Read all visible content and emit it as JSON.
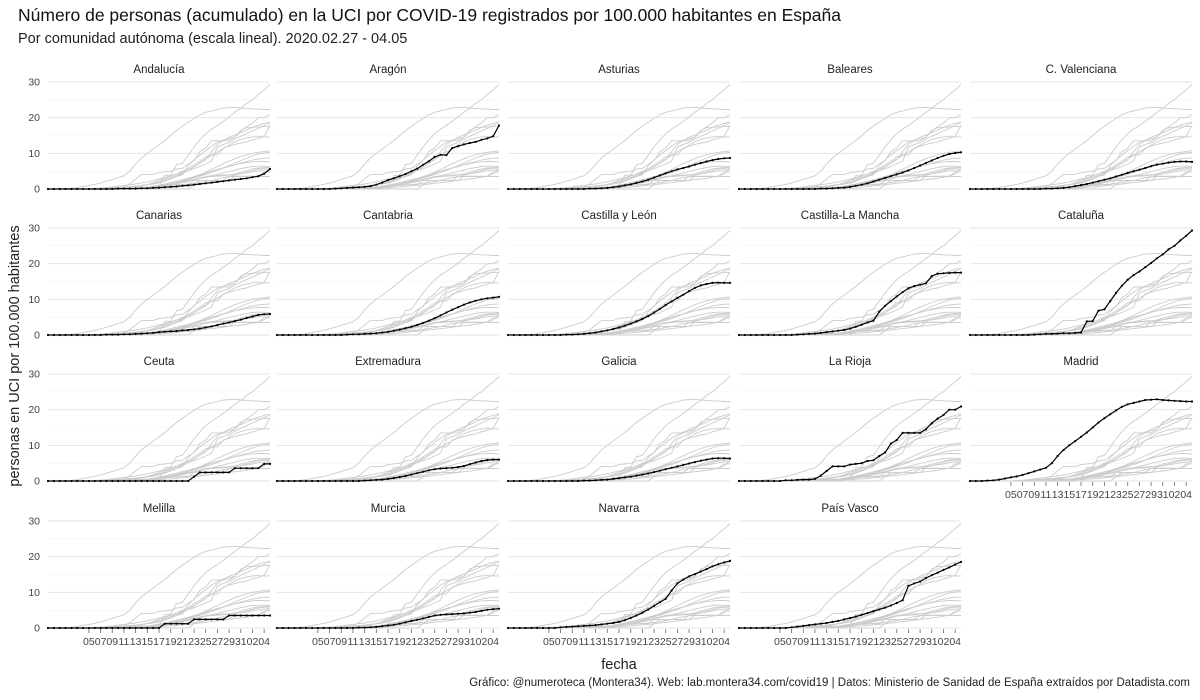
{
  "title": "Número de personas (acumulado) en la UCI por COVID-19 registrados por 100.000 habitantes en España",
  "subtitle": "Por comunidad autónoma (escala lineal). 2020.02.27 - 04.05",
  "caption": "Gráfico: @numeroteca (Montera34). Web: lab.montera34.com/covid19 | Datos: Ministerio de Sanidad de España extraídos por Datadista.com",
  "chart_data": {
    "type": "line",
    "layout": "small-multiples",
    "xlabel": "fecha",
    "ylabel": "personas en UCI por 100.000 habitantes",
    "ylim": [
      0,
      30
    ],
    "yticks": [
      0,
      10,
      20,
      30
    ],
    "xticks": [
      "05",
      "07",
      "09",
      "11",
      "13",
      "15",
      "17",
      "19",
      "21",
      "23",
      "25",
      "27",
      "29",
      "31",
      "02",
      "04"
    ],
    "x": [
      "2020-02-27",
      "2020-02-28",
      "2020-02-29",
      "2020-03-01",
      "2020-03-02",
      "2020-03-03",
      "2020-03-04",
      "2020-03-05",
      "2020-03-06",
      "2020-03-07",
      "2020-03-08",
      "2020-03-09",
      "2020-03-10",
      "2020-03-11",
      "2020-03-12",
      "2020-03-13",
      "2020-03-14",
      "2020-03-15",
      "2020-03-16",
      "2020-03-17",
      "2020-03-18",
      "2020-03-19",
      "2020-03-20",
      "2020-03-21",
      "2020-03-22",
      "2020-03-23",
      "2020-03-24",
      "2020-03-25",
      "2020-03-26",
      "2020-03-27",
      "2020-03-28",
      "2020-03-29",
      "2020-03-30",
      "2020-03-31",
      "2020-04-01",
      "2020-04-02",
      "2020-04-03",
      "2020-04-04",
      "2020-04-05"
    ],
    "grid": true,
    "background_series_color": "#cccccc",
    "highlight_color": "#000000",
    "series": [
      {
        "name": "Andalucía",
        "values": [
          0,
          0,
          0,
          0,
          0,
          0,
          0,
          0,
          0,
          0,
          0,
          0,
          0.1,
          0.1,
          0.1,
          0.1,
          0.2,
          0.2,
          0.3,
          0.4,
          0.5,
          0.6,
          0.7,
          0.9,
          1.0,
          1.2,
          1.4,
          1.6,
          1.8,
          2.0,
          2.2,
          2.4,
          2.6,
          2.8,
          3.0,
          3.3,
          3.6,
          4.3,
          5.6
        ]
      },
      {
        "name": "Aragón",
        "values": [
          0,
          0,
          0,
          0,
          0,
          0,
          0,
          0,
          0,
          0,
          0.1,
          0.2,
          0.3,
          0.4,
          0.5,
          0.6,
          0.8,
          1.2,
          1.8,
          2.5,
          3.0,
          3.6,
          4.2,
          5.0,
          5.7,
          6.8,
          7.8,
          9.0,
          9.6,
          9.5,
          11.5,
          12.0,
          12.5,
          12.9,
          13.2,
          13.8,
          14.2,
          14.8,
          17.8
        ]
      },
      {
        "name": "Asturias",
        "values": [
          0,
          0,
          0,
          0,
          0,
          0,
          0,
          0,
          0,
          0,
          0,
          0,
          0,
          0,
          0.1,
          0.1,
          0.2,
          0.3,
          0.5,
          0.7,
          1.0,
          1.3,
          1.7,
          2.1,
          2.6,
          3.2,
          3.8,
          4.4,
          5.0,
          5.5,
          5.9,
          6.3,
          6.8,
          7.3,
          7.7,
          8.1,
          8.4,
          8.6,
          8.7
        ]
      },
      {
        "name": "Baleares",
        "values": [
          0,
          0,
          0,
          0,
          0,
          0,
          0,
          0,
          0,
          0,
          0,
          0,
          0,
          0,
          0.1,
          0.1,
          0.2,
          0.3,
          0.4,
          0.6,
          0.9,
          1.2,
          1.6,
          2.1,
          2.6,
          3.1,
          3.6,
          4.1,
          4.6,
          5.2,
          5.9,
          6.6,
          7.3,
          8.0,
          8.7,
          9.3,
          9.8,
          10.1,
          10.3
        ]
      },
      {
        "name": "C. Valenciana",
        "values": [
          0,
          0,
          0,
          0,
          0,
          0,
          0,
          0,
          0,
          0,
          0,
          0,
          0,
          0.1,
          0.1,
          0.2,
          0.3,
          0.5,
          0.8,
          1.1,
          1.4,
          1.8,
          2.2,
          2.6,
          3.0,
          3.5,
          4.0,
          4.5,
          5.0,
          5.4,
          5.9,
          6.4,
          6.8,
          7.1,
          7.4,
          7.6,
          7.7,
          7.7,
          7.6
        ]
      },
      {
        "name": "Canarias",
        "values": [
          0,
          0,
          0,
          0,
          0,
          0,
          0,
          0,
          0,
          0,
          0.1,
          0.1,
          0.1,
          0.2,
          0.2,
          0.3,
          0.4,
          0.5,
          0.6,
          0.8,
          0.9,
          1.0,
          1.1,
          1.3,
          1.4,
          1.6,
          1.8,
          2.1,
          2.4,
          2.8,
          3.2,
          3.5,
          3.9,
          4.3,
          4.8,
          5.2,
          5.6,
          5.8,
          5.9
        ]
      },
      {
        "name": "Cantabria",
        "values": [
          0,
          0,
          0,
          0,
          0,
          0,
          0,
          0,
          0,
          0,
          0,
          0,
          0.1,
          0.2,
          0.2,
          0.3,
          0.4,
          0.5,
          0.7,
          0.9,
          1.2,
          1.5,
          1.9,
          2.3,
          2.8,
          3.4,
          4.0,
          4.7,
          5.5,
          6.3,
          7.1,
          7.8,
          8.5,
          9.1,
          9.6,
          10.0,
          10.3,
          10.5,
          10.7
        ]
      },
      {
        "name": "Castilla y León",
        "values": [
          0,
          0,
          0,
          0,
          0,
          0,
          0,
          0,
          0,
          0,
          0.1,
          0.1,
          0.2,
          0.3,
          0.5,
          0.7,
          1.0,
          1.3,
          1.7,
          2.1,
          2.6,
          3.2,
          3.8,
          4.5,
          5.3,
          6.3,
          7.3,
          8.4,
          9.4,
          10.4,
          11.3,
          12.3,
          13.2,
          13.9,
          14.3,
          14.6,
          14.7,
          14.6,
          14.6
        ]
      },
      {
        "name": "Castilla-La Mancha",
        "values": [
          0,
          0,
          0,
          0,
          0,
          0,
          0,
          0,
          0,
          0,
          0.1,
          0.2,
          0.3,
          0.4,
          0.6,
          0.8,
          1.0,
          1.2,
          1.4,
          1.8,
          2.3,
          2.9,
          3.5,
          4.0,
          6.5,
          8.2,
          9.5,
          10.8,
          12.0,
          13.1,
          13.7,
          14.1,
          14.5,
          16.5,
          17.2,
          17.3,
          17.4,
          17.5,
          17.5
        ]
      },
      {
        "name": "Cataluña",
        "values": [
          0,
          0,
          0,
          0,
          0,
          0,
          0,
          0,
          0,
          0,
          0,
          0.1,
          0.2,
          0.3,
          0.3,
          0.4,
          0.5,
          0.5,
          0.6,
          0.7,
          3.8,
          3.9,
          6.8,
          7.2,
          9.5,
          11.8,
          13.8,
          15.5,
          16.8,
          17.8,
          19.0,
          20.2,
          21.5,
          22.6,
          24.0,
          25.0,
          26.5,
          27.8,
          29.3
        ]
      },
      {
        "name": "Ceuta",
        "values": [
          0,
          0,
          0,
          0,
          0,
          0,
          0,
          0,
          0,
          0,
          0,
          0,
          0,
          0,
          0,
          0,
          0,
          0,
          0,
          0,
          0,
          0,
          0,
          0,
          0,
          1.2,
          2.4,
          2.4,
          2.4,
          2.4,
          2.4,
          2.4,
          3.6,
          3.6,
          3.6,
          3.6,
          3.6,
          4.8,
          4.8
        ]
      },
      {
        "name": "Extremadura",
        "values": [
          0,
          0,
          0,
          0,
          0,
          0,
          0,
          0,
          0,
          0,
          0,
          0,
          0,
          0,
          0,
          0.1,
          0.2,
          0.3,
          0.4,
          0.6,
          0.8,
          1.1,
          1.4,
          1.8,
          2.2,
          2.6,
          3.0,
          3.3,
          3.5,
          3.6,
          3.7,
          3.9,
          4.2,
          4.7,
          5.2,
          5.6,
          5.9,
          6.0,
          6.0
        ]
      },
      {
        "name": "Galicia",
        "values": [
          0,
          0,
          0,
          0,
          0,
          0,
          0,
          0,
          0,
          0,
          0,
          0,
          0,
          0.1,
          0.1,
          0.2,
          0.3,
          0.4,
          0.6,
          0.8,
          1.0,
          1.2,
          1.5,
          1.8,
          2.1,
          2.5,
          2.9,
          3.3,
          3.7,
          4.1,
          4.5,
          4.9,
          5.3,
          5.7,
          6.0,
          6.3,
          6.4,
          6.4,
          6.3
        ]
      },
      {
        "name": "La Rioja",
        "values": [
          0,
          0,
          0,
          0,
          0,
          0,
          0,
          0,
          0.2,
          0.2,
          0.3,
          0.4,
          0.4,
          0.6,
          1.5,
          2.8,
          4.1,
          4.1,
          4.1,
          4.6,
          4.8,
          5.0,
          5.6,
          5.8,
          7.0,
          8.0,
          10.5,
          11.5,
          13.5,
          13.5,
          13.5,
          13.5,
          14.5,
          16.2,
          17.5,
          18.5,
          20.0,
          20.0,
          20.9
        ]
      },
      {
        "name": "Madrid",
        "values": [
          0,
          0,
          0,
          0.1,
          0.2,
          0.4,
          0.7,
          1.0,
          1.3,
          1.7,
          2.2,
          2.7,
          3.2,
          3.7,
          5.0,
          7.0,
          8.7,
          10.0,
          11.2,
          12.4,
          13.6,
          15.0,
          16.4,
          17.6,
          18.7,
          19.8,
          20.8,
          21.5,
          21.9,
          22.3,
          22.7,
          22.8,
          22.9,
          22.7,
          22.6,
          22.5,
          22.4,
          22.3,
          22.3
        ]
      },
      {
        "name": "Melilla",
        "values": [
          0,
          0,
          0,
          0,
          0,
          0,
          0,
          0,
          0,
          0,
          0,
          0,
          0,
          0,
          0,
          0,
          0,
          0,
          0,
          0,
          1.2,
          1.2,
          1.2,
          1.2,
          1.2,
          2.4,
          2.4,
          2.4,
          2.4,
          2.4,
          2.4,
          3.5,
          3.5,
          3.5,
          3.5,
          3.5,
          3.5,
          3.5,
          3.5
        ]
      },
      {
        "name": "Murcia",
        "values": [
          0,
          0,
          0,
          0,
          0,
          0,
          0,
          0,
          0,
          0,
          0,
          0,
          0,
          0,
          0.1,
          0.1,
          0.2,
          0.3,
          0.5,
          0.7,
          0.9,
          1.2,
          1.6,
          2.0,
          2.3,
          2.7,
          3.1,
          3.5,
          3.7,
          3.8,
          3.9,
          4.0,
          4.1,
          4.3,
          4.5,
          4.8,
          5.1,
          5.3,
          5.4
        ]
      },
      {
        "name": "Navarra",
        "values": [
          0,
          0,
          0,
          0,
          0,
          0,
          0,
          0,
          0,
          0.2,
          0.3,
          0.4,
          0.5,
          0.6,
          0.7,
          0.8,
          1.0,
          1.2,
          1.4,
          1.7,
          2.2,
          2.8,
          3.5,
          4.3,
          5.2,
          6.2,
          7.2,
          8.2,
          10.5,
          12.5,
          13.6,
          14.5,
          15.1,
          15.8,
          16.5,
          17.3,
          17.9,
          18.4,
          18.8
        ]
      },
      {
        "name": "País Vasco",
        "values": [
          0,
          0,
          0,
          0,
          0,
          0,
          0,
          0,
          0,
          0.2,
          0.4,
          0.6,
          0.8,
          1.0,
          1.2,
          1.4,
          1.7,
          2.0,
          2.4,
          2.8,
          3.2,
          3.7,
          4.2,
          4.7,
          5.2,
          5.7,
          6.3,
          7.0,
          7.8,
          11.8,
          12.5,
          13.0,
          14.0,
          14.8,
          15.5,
          16.3,
          17.0,
          17.8,
          18.5
        ]
      }
    ]
  }
}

::::

Reproduce each line of the entries in which the word "habitantes" is found.

> Written response:
  "title": "Número de personas (acumulado) en la UCI por COVID-19 registrados por 100.000 habitantes en España",
    "ylabel": "personas en UCI por 100.000 habitantes",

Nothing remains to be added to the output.